# [What is expected]
Look through the data below and work out how many lines contain the string "GROVE". Give the number alone.

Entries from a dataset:
= = =
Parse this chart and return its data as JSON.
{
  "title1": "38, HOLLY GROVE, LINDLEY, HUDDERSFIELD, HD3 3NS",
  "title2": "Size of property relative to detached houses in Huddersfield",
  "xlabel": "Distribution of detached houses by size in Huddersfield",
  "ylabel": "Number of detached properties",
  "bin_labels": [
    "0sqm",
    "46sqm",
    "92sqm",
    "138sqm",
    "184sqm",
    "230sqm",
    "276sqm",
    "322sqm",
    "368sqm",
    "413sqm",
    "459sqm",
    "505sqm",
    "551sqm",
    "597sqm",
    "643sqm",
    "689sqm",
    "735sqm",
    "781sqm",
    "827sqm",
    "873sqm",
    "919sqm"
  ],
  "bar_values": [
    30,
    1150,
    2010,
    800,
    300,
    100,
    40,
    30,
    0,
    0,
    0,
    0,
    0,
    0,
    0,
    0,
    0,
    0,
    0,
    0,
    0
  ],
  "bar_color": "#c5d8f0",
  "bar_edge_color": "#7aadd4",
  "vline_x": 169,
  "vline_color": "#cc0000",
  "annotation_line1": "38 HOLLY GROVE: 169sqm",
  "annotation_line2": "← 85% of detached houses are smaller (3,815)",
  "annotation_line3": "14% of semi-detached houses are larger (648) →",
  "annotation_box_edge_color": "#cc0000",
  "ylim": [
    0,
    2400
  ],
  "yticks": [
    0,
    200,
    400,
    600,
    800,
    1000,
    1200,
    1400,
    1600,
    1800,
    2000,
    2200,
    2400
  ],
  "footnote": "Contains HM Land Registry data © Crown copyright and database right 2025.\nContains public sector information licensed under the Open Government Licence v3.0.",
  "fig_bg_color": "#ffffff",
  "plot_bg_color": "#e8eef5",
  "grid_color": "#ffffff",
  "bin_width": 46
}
= = =
# [Correct response]
2